• **Records for this exercise**
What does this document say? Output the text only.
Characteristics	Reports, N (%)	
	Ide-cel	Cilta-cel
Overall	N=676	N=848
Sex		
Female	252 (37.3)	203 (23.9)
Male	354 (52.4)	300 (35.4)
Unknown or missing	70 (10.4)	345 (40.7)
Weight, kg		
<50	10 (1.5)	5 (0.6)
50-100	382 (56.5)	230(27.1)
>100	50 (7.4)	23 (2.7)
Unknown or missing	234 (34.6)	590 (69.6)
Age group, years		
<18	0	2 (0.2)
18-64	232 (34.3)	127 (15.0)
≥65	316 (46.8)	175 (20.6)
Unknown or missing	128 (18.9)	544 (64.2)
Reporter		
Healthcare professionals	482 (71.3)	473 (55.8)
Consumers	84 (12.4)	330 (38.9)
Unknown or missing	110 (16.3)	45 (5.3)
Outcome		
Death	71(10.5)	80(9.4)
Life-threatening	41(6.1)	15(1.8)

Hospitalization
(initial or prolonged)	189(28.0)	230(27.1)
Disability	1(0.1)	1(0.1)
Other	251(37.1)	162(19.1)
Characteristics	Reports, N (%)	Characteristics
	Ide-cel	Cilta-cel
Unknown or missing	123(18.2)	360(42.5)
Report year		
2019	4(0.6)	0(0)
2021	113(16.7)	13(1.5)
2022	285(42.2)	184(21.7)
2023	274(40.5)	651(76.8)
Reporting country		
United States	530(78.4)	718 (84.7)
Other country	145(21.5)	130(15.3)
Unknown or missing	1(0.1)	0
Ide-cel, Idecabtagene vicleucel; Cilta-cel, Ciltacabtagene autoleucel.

• **Brief**
Your task is to output the full set of records exactly as presented.

• **Written solution**
What does this document say? Output the text only.
Characteristics	Reports, N (%)	
	Ide-cel	Cilta-cel
Overall	N=676	N=848
Sex		
Female	252 (37.3)	203 (23.9)
Male	354 (52.4)	300 (35.4)
Unknown or missing	70 (10.4)	345 (40.7)
Weight, kg		
<50	10 (1.5)	5 (0.6)
50-100	382 (56.5)	230(27.1)
>100	50 (7.4)	23 (2.7)
Unknown or missing	234 (34.6)	590 (69.6)
Age group, years		
<18	0	2 (0.2)
18-64	232 (34.3)	127 (15.0)
≥65	316 (46.8)	175 (20.6)
Unknown or missing	128 (18.9)	544 (64.2)
Reporter		
Healthcare professionals	482 (71.3)	473 (55.8)
Consumers	84 (12.4)	330 (38.9)
Unknown or missing	110 (16.3)	45 (5.3)
Outcome		
Death	71(10.5)	80(9.4)
Life-threatening	41(6.1)	15(1.8)

Hospitalization
(initial or prolonged)	189(28.0)	230(27.1)
Disability	1(0.1)	1(0.1)
Other	251(37.1)	162(19.1)
Characteristics	Reports, N (%)	Characteristics
	Ide-cel	Cilta-cel
Unknown or missing	123(18.2)	360(42.5)
Report year		
2019	4(0.6)	0(0)
2021	113(16.7)	13(1.5)
2022	285(42.2)	184(21.7)
2023	274(40.5)	651(76.8)
Reporting country		
United States	530(78.4)	718 (84.7)
Other country	145(21.5)	130(15.3)
Unknown or missing	1(0.1)	0
Ide-cel, Idecabtagene vicleucel; Cilta-cel, Ciltacabtagene autoleucel.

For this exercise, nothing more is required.